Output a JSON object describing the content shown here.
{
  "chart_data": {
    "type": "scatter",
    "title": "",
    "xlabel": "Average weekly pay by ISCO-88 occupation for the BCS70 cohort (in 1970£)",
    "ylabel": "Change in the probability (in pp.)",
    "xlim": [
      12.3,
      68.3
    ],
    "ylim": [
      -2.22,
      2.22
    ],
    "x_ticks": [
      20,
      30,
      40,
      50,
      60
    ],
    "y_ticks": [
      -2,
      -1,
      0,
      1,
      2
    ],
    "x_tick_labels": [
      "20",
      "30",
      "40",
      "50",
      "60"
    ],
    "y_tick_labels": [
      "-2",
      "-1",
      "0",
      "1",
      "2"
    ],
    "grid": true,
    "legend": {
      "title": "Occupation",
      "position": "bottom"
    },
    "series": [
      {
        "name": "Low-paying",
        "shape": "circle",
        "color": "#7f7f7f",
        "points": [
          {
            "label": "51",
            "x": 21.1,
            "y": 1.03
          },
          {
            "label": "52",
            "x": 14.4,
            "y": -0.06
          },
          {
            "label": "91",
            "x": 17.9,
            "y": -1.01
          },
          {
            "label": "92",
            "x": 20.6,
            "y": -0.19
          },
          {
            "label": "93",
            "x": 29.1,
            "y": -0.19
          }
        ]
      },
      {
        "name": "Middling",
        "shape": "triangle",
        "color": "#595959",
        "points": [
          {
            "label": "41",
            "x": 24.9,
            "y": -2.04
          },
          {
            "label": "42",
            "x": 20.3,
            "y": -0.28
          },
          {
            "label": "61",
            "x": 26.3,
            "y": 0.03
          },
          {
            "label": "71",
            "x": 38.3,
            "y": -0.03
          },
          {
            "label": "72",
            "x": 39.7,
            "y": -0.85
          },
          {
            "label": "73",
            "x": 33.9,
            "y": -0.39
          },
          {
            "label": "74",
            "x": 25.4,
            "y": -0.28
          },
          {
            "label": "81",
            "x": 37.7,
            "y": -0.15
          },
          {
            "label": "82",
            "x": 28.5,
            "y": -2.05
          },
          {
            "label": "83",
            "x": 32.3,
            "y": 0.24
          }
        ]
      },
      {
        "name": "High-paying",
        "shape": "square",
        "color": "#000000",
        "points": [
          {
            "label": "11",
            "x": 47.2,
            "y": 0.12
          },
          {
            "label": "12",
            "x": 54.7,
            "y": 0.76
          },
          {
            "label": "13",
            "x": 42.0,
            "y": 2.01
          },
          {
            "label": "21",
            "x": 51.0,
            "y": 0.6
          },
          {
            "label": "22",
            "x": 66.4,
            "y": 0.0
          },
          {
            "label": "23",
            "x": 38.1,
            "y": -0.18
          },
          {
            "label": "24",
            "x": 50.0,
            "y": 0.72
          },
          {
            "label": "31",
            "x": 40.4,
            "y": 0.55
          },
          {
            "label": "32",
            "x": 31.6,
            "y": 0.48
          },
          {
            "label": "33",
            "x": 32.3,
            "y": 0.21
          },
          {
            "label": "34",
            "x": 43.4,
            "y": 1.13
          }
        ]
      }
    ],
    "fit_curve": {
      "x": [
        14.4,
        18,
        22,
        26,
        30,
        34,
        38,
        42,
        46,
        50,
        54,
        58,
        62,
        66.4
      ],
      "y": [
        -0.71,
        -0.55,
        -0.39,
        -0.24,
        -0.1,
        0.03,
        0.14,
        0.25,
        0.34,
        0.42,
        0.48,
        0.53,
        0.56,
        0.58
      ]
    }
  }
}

**Stated problem**
Your answer should be only the number of lines that hold the word "name".

**Reply to the task**
3